Find the lines that hold the word "لبعض" and return them.
========
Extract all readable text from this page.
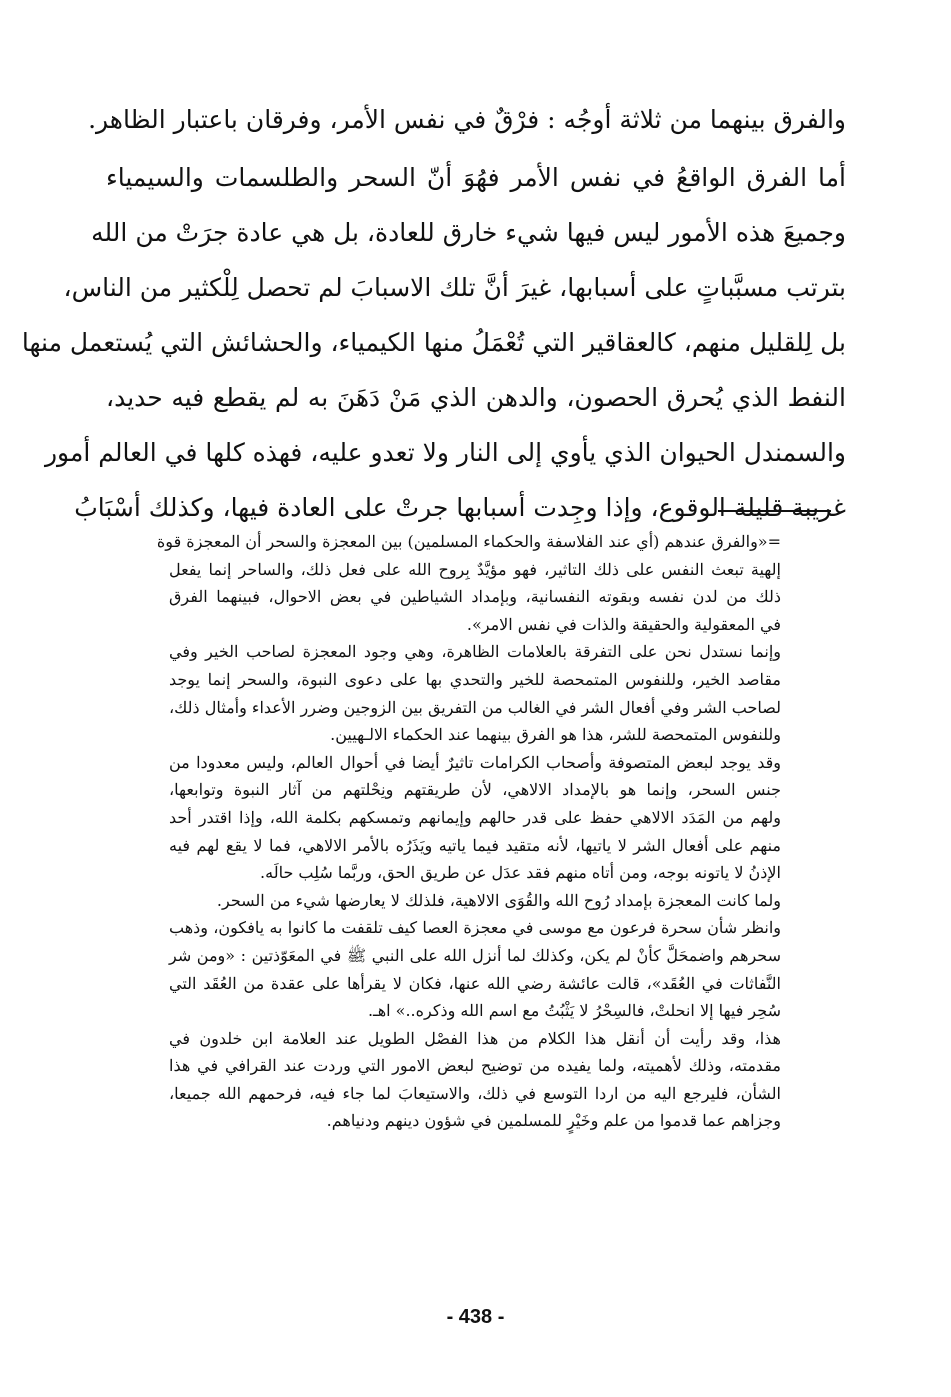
والفرق بينهما من ثلاثة أوجُه : فرْقٌ في نفس الأمر، وفرقان باعتبار الظاهر.
أما الفرق الواقعُ في نفس الأمر فهُوَ أنّ السحر والطلسمات والسيمياء
وجميعَ هذه الأمور ليس فيها شيء خارق للعادة، بل هي عادة جرَتْ من الله
بترتب مسبَّباتٍ على أسبابها، غيرَ أنَّ تلك الاسبابَ لم تحصل لِلْكثير من الناس،
بل لِلقليل منهم، كالعقاقير التي تُعْمَلُ منها الكيمياء، والحشائش التي يُستعمل منها
النفط الذي يُحرق الحصون، والدهن الذي مَنْ دَهَنَ به لم يقطع فيه حديد،
والسمندل الحيوان الذي يأوي إلى النار ولا تعدو عليه، فهذه كلها في العالم أمور
غريبة قليلة الوقوع، وإذا وجِدت أسبابها جرتْ على العادة فيها، وكذلك أسْبَابُ
=«والفرق عندهم (أي عند الفلاسفة والحكماء المسلمين) بين المعجزة والسحر أن المعجزة قوة
إلهية تبعث النفس على ذلك التاثير، فهو مؤيَّدٌ بِروح الله على فعل ذلك، والساحر إنما يفعل
ذلك من لدن نفسه وبقوته النفسانية، وبإمداد الشياطين في بعض الاحوال، فبينهما الفرق
في المعقولية والحقيقة والذات في نفس الامر».
وإنما نستدل نحن على التفرقة بالعلامات الظاهرة، وهي وجود المعجزة لصاحب الخير وفي
مقاصد الخير، وللنفوس المتمحصة للخير والتحدي بها على دعوى النبوة، والسحر إنما يوجد
لصاحب الشر وفي أفعال الشر في الغالب من التفريق بين الزوجين وضرر الأعداء وأمثال ذلك،
وللنفوس المتمحصة للشر، هذا هو الفرق بينهما عند الحكماء الالـهيين.
وقد يوجد لبعض المتصوفة وأصحاب الكرامات تاثيرٌ أيضا في أحوال العالم، وليس معدودا من
جنس السحر، وإنما هو بالإمداد الالاهي، لأن طريقتهم ونِحْلتهم من آثار النبوة وتوابعها،
ولهم من المَدَد الالاهي حفظ على قدر حالهم وإيمانهم وتمسكهم بكلمة الله، وإذا اقتدر أحد
منهم على أفعال الشر لا ياتيها، لأنه متقيد فيما ياتيه ويَذَرُه بالأمر الالاهي، فما لا يقع لهم فيه
الإذنُ لا ياتونه بوجه، ومن أتاه منهم فقد عدَل عن طريق الحق، وربَّما سُلِب حالَه.
ولما كانت المعجزة بإمداد رُوح الله والقُوَى الالاهية، فلذلك لا يعارضها شيء من السحر.
وانظر شأن سحرة فرعون مع موسى في معجزة العصا كيف تلقفت ما كانوا به يافكون، وذهب
سحرهم واضمحَلَّ كأنْ لم يكن، وكذلك لما أنزل الله على النبي ﷺ في المعَوّذتين : «ومن شر
النَّفاثات في العُقَد»، قالت عائشة رضي الله عنها، فكان لا يقرأها على عقدة من العُقَد التي
سُحِر فيها إلا انحلتْ، فالسِحْرُ لا يَثْبُتُ مع اسم الله وذكره..» اهـ.
هذا، وقد رأيت أن أنقل هذا الكلام من هذا الفصْل الطويل عند العلامة ابن خلدون في
مقدمته، وذلك لأهميته، ولما يفيده من توضيح لبعض الامور التي وردت عند القرافي في هذا
الشأن، فليرجع اليه من اردا التوسع في ذلك، والاستيعابَ لما جاء فيه، فرحمهم الله جميعا،
وجزاهم عما قدموا من علم وخَيْرٍ للمسلمين في شؤون دينهم ودنياهم.
- 438 -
========
- [SOLUTION FOR THIS EXERCISE]
وقد يوجد لبعض المتصوفة وأصحاب الكرامات تاثيرٌ أيضا في أحوال العالم، وليس معدودا من
مقدمته، وذلك لأهميته، ولما يفيده من توضيح لبعض الامور التي وردت عند القرافي في هذا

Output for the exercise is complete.